╭─ Testo fornito
Juventus - Palermo vista con gli occhi di un tifoso

«Fai più trasferte da ora in poi». È questo l’sms più ricorrente fra i tanti arrivati al mio cellulare al termine di Juventus – Palermo. Una trasferta per me, indimenticabile ed emozionante e soprattutto vincente, che ha visto la squadra della mia città bissare il successo dell’anno scorso in casa della vecchia Signora, la più amata dagli italiani. E da bambino, ammetto, anche da me.  Non nascondo, infatti, che la mia simpatia per la Juve è ancora attuale, ma quando queste due squadre si incontrano non c’è mai stata storia e ho sempre tifato per i colori rosanero. Anche se stavolta tifare è stato davvero difficile. Mi trovavo in tribuna, appena dietro la panchina della Juve, praticamente in trincea. Attorno a me, solo tifosi bianconeri. Il primo tempo è stata una sofferenza. Nella prima frazione di gioco, con poche emozioni, ogni commento è stato bisbigliato. A ogni azione pericolosa del Palermo stringevo le mani di mia cugina, trattenendo il fiato e cercando di non alzarmi dal seggiolino, per non fare capire di essere un tifoso del Palermo in trasferta. Lo sguardo era spesso rivolto al settore ospiti, occupato dai palermitani, che anche in questa occasione sono riusciti più di una volta a zittire il tifo delle curve della Juve con i cori che incoraggiavano i giocatori del Palermo.
╰─
╭─ Estratto dati
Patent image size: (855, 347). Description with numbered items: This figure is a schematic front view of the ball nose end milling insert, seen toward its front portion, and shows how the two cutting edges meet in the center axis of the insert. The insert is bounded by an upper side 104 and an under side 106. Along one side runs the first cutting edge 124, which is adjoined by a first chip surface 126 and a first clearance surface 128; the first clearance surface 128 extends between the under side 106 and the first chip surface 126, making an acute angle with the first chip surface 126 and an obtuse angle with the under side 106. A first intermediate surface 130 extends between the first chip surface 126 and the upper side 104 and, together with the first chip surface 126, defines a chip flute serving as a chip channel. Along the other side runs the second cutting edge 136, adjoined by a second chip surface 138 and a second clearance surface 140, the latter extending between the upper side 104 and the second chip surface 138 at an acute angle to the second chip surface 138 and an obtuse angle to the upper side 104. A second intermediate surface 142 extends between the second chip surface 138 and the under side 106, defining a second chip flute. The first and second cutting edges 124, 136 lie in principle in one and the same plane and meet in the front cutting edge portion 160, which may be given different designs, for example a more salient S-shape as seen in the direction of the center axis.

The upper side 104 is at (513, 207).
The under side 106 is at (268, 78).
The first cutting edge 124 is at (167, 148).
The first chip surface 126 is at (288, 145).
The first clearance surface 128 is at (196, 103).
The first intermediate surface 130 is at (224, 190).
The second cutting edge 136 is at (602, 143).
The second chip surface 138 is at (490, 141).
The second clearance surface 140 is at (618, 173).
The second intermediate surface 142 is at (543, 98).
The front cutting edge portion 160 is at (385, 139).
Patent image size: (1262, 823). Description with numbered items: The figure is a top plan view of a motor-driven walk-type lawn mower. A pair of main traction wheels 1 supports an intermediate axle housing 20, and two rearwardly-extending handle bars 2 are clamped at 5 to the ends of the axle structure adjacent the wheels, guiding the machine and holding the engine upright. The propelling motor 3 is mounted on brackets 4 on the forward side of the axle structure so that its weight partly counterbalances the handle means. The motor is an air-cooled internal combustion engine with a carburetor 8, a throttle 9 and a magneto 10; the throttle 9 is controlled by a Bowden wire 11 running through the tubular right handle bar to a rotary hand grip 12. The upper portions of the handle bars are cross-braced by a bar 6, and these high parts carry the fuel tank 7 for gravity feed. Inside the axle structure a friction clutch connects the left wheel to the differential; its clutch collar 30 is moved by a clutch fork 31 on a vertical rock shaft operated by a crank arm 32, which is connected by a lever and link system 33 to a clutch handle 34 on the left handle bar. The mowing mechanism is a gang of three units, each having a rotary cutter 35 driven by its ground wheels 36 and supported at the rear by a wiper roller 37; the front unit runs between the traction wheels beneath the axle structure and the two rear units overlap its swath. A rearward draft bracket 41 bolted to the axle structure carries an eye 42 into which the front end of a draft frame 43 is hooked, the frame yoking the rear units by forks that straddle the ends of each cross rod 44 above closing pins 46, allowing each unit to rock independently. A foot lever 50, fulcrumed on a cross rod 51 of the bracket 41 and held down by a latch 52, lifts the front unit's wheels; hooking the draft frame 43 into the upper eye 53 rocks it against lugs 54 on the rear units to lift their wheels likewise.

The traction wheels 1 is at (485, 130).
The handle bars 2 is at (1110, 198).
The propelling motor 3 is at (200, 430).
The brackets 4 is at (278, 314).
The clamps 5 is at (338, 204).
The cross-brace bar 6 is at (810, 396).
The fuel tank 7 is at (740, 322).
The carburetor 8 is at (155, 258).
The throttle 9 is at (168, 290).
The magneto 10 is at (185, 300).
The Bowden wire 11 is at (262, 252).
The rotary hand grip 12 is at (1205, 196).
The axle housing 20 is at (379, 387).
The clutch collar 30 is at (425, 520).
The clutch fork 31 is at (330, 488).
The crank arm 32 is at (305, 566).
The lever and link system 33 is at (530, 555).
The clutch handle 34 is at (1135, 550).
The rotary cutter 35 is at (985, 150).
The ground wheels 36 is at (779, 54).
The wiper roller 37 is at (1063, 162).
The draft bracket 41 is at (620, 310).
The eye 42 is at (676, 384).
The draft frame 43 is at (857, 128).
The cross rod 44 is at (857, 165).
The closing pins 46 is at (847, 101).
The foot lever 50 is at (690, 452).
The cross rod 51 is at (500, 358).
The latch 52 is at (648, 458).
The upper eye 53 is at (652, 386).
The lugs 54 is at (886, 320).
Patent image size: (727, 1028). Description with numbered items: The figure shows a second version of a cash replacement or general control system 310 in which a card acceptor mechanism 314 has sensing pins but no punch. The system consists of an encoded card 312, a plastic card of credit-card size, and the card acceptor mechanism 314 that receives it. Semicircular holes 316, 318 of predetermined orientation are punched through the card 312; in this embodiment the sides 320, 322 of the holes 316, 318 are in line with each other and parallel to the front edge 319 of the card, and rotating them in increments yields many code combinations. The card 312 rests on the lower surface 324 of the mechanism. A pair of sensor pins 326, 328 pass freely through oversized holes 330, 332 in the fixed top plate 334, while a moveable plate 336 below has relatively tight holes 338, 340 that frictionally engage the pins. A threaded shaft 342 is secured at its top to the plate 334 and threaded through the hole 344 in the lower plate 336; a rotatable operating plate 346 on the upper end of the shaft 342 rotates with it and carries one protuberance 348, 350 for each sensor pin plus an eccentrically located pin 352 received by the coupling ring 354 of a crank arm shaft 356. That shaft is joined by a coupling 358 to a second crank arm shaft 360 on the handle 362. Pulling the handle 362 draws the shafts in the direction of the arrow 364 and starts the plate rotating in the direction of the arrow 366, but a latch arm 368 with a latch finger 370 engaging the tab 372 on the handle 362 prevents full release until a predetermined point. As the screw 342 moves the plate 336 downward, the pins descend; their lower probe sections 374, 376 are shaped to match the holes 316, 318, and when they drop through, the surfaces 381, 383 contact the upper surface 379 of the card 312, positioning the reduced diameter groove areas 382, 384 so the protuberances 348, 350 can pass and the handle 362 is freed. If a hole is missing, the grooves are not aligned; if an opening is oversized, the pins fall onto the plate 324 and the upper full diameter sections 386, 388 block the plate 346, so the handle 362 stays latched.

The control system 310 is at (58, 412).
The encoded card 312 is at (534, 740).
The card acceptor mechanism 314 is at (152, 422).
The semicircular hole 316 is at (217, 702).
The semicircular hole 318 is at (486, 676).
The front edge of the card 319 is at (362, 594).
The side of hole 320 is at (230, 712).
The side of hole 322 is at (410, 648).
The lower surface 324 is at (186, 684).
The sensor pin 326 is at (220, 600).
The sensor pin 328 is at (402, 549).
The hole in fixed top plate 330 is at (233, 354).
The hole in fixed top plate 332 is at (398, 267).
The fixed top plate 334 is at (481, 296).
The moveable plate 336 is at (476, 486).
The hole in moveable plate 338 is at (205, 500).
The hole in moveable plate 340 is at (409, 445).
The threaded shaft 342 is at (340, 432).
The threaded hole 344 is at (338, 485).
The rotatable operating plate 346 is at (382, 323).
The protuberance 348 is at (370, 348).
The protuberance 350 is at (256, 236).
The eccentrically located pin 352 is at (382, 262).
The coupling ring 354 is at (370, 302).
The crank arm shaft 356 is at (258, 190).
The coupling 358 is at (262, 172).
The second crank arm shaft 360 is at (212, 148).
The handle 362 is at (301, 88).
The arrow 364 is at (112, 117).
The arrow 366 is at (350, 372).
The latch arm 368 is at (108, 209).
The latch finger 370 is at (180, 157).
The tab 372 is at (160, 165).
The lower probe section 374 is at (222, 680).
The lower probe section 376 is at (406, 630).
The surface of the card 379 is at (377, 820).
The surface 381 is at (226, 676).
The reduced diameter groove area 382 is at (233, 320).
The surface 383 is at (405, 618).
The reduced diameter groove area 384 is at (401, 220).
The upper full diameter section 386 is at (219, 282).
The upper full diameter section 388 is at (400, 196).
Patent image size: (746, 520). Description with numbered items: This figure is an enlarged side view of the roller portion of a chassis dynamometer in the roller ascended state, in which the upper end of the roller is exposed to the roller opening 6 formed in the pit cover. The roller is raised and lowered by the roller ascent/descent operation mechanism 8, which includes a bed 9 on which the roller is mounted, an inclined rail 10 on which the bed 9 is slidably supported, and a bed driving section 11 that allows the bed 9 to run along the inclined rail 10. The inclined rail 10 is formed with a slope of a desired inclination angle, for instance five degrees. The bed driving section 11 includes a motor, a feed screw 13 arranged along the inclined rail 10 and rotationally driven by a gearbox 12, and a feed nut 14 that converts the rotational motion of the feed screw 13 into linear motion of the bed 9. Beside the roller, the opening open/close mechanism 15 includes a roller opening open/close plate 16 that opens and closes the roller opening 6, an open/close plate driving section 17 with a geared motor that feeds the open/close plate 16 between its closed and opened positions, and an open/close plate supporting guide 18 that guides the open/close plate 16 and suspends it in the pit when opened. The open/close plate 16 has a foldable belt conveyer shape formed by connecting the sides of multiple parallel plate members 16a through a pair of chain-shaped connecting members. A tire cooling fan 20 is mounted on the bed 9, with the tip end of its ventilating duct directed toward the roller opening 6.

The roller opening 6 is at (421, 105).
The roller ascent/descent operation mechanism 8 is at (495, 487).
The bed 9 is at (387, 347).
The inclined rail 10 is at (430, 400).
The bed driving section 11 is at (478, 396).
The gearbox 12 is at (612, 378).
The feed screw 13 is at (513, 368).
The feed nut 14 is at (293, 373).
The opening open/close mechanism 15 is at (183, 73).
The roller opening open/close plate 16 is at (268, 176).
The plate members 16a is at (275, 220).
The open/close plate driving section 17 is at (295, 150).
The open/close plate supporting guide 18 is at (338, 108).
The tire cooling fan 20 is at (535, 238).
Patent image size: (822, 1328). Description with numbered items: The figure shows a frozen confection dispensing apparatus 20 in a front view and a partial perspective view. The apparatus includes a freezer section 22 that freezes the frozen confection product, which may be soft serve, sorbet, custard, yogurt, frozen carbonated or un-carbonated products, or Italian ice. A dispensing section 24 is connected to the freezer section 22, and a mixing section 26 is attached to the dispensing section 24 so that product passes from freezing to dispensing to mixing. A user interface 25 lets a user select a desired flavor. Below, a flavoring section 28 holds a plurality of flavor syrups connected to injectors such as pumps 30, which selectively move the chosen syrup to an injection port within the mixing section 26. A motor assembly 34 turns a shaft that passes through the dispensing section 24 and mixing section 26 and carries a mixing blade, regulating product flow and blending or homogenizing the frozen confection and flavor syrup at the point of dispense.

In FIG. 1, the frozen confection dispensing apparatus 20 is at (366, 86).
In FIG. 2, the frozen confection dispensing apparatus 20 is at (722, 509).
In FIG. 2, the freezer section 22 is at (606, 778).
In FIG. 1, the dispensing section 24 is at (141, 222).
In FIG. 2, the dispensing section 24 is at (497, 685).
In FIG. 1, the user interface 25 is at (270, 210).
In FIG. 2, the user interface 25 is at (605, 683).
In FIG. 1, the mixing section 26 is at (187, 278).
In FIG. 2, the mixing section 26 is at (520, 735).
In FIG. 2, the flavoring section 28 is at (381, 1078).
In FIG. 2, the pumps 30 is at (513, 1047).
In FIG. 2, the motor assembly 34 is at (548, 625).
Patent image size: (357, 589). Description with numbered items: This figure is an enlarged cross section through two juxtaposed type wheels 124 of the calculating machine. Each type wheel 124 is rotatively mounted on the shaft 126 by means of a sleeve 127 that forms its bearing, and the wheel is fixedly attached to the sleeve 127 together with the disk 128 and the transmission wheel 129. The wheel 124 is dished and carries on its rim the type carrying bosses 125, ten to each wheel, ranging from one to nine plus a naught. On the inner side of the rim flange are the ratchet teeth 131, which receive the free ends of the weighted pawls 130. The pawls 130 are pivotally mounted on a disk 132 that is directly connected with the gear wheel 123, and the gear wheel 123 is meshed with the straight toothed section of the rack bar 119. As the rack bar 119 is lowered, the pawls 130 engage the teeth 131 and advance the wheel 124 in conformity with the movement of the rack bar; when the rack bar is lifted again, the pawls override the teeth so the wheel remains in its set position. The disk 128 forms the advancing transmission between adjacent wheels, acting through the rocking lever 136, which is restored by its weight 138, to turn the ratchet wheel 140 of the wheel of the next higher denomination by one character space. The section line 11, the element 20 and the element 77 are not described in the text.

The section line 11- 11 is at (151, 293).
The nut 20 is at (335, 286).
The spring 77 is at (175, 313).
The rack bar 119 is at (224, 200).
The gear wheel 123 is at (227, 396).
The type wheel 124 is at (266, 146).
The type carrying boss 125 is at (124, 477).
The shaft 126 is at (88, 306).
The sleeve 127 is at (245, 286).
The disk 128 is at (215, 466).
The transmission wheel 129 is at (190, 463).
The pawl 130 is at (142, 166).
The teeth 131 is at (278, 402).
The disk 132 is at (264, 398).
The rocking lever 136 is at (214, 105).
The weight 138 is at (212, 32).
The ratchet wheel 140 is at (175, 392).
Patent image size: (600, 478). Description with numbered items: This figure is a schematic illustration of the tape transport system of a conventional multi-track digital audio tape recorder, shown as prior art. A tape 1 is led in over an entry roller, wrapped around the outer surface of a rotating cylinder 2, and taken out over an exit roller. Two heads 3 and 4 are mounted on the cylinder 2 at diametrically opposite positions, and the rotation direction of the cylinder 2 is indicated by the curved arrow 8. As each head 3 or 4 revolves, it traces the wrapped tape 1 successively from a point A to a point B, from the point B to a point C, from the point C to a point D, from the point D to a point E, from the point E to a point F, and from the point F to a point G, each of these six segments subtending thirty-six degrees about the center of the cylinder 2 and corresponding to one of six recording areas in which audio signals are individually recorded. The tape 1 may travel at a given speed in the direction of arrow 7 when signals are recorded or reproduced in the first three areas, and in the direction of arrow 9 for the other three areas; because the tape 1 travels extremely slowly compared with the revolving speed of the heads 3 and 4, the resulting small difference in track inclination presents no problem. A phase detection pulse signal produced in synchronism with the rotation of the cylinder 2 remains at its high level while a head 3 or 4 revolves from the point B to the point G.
╰─
(Istruzione operativa 1):
Nel resoconto su Juventus – Palermo, in quale posizione dello stadio si trovava chi scrive durante la partita?
(Istruzione operativa 2):
Prosegui il resoconto di Juventus – Palermo dal punto in cui si interrompe.

(Risposta 1):
In tribuna, appena dietro la panchina della Juve.

(Risposta 2):
Il secondo tempo è stato tutta un’altra storia, ed è stato tutto merito della squadra allenata da Delio Rossi, che nella ripresa ha dominato la partita, meritando il successo. La mia “partita” tra gli spalti è stata simile a quella del Palermo. Dopo un primo tempo di contenimento, infatti, il Palermo ha capito che fare risultato pieno a Torinoera possibile e ha cominciato a prendere coraggio. E nel frattempo prendevo coraggio anch’io, entusiasmato dalla prova dei rosanero sul campo, più fluidi, più incisivi degli avversari. Al quarto d’ora della ripresa, l’apoteosi. Il gol, o meglio la perla di Miccoli, il più insultato dai tifosi juventini, ha fatto esplodere di gioia tutti i palermitani dentro lo stadio, me compreso. A quel punto, era ormai noto a tutti coloro che erano attorno a me per chi batteva il mio cuore domenica scorsa. Bisogna anche essere onesti nel dire che tutto ciò è stato possibile, perché ero in mezzo a gente civile, che non ha mai ostacolato il mio tifo. Il gol di Budan, a pochi minuti dalla fine, è stato il sospiro di sollievo. Un attimo di distrazione in cui ho voltato lo sguardo da un’altra parte e subito dopo vedo l’attaccante croato infilarsi con la palla indisturbato dentro la porta avversaria. «Cos’è successo?», ho gridato, anche se onestamente poco mi interessava. L’importante era che il risultato sul tabellone luminoso era di 0-2 per il Palermo.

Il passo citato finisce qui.